JOB: How many lines of the material below contain the string "camerounais"? Answer with the number and nothing else.

EXTRACTED INFORMATION:
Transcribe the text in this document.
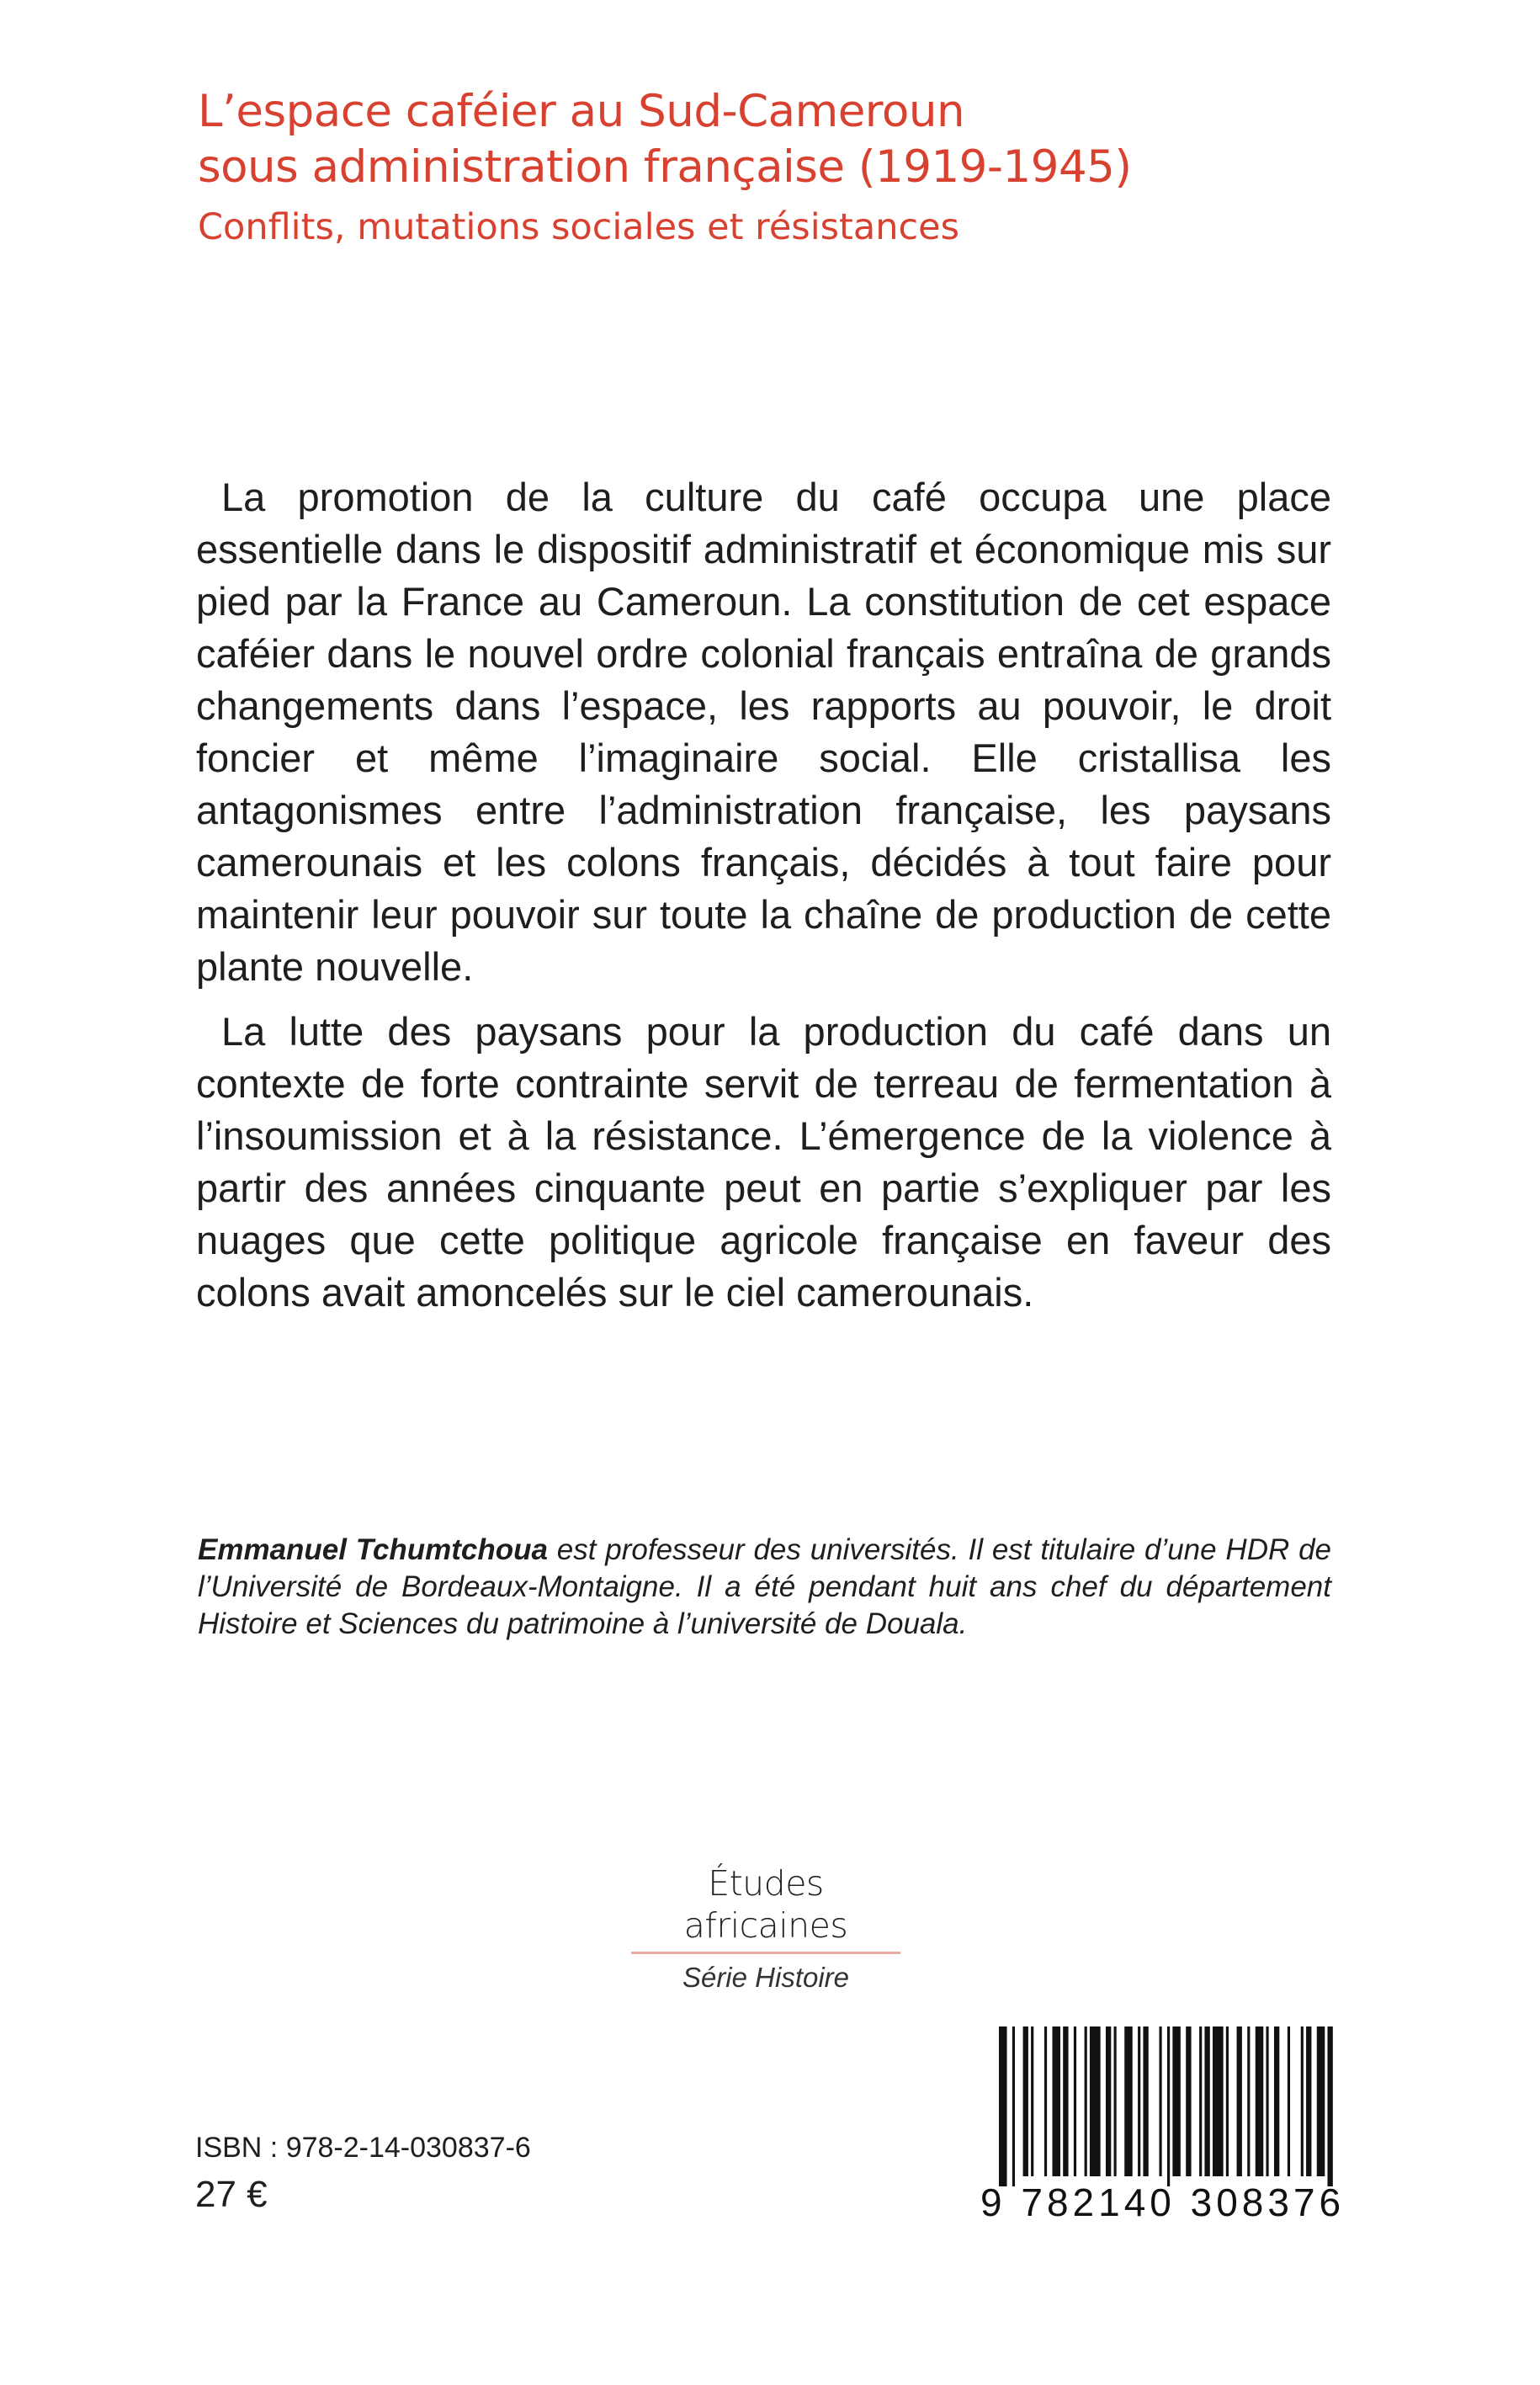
L’espace caféier au Sud-Cameroun
sous administration française (1919-1945)
Conflits, mutations sociales et résistances

La promotion de la culture du café occupa une place essentielle dans le dispositif administratif et économique mis sur pied par la France au Cameroun. La constitution de cet espace caféier dans le nouvel ordre colonial français entraîna de grands changements dans l’espace, les rapports au pouvoir, le droit foncier et même l’imaginaire social. Elle cristallisa les antagonismes entre l’administration française, les paysans camerounais et les colons français, décidés à tout faire pour maintenir leur pouvoir sur toute la chaîne de production de cette plante nouvelle.

La lutte des paysans pour la production du café dans un contexte de forte contrainte servit de terreau de fermentation à l’insoumission et à la résistance. L’émergence de la violence à partir des années cinquante peut en partie s’expliquer par les nuages que cette politique agricole française en faveur des colons avait amoncelés sur le ciel camerounais.

Emmanuel Tchumtchoua est professeur des universités. Il est titulaire d’une HDR de l’Université de Bordeaux-Montaigne. Il a été pendant huit ans chef du département Histoire et Sciences du patrimoine à l’université de Douala.

Études africaines
Série Histoire
ISBN : 978-2-14-030837-6
27 €	9 782140 308376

ANSWER TO THIS EXERCISE: 2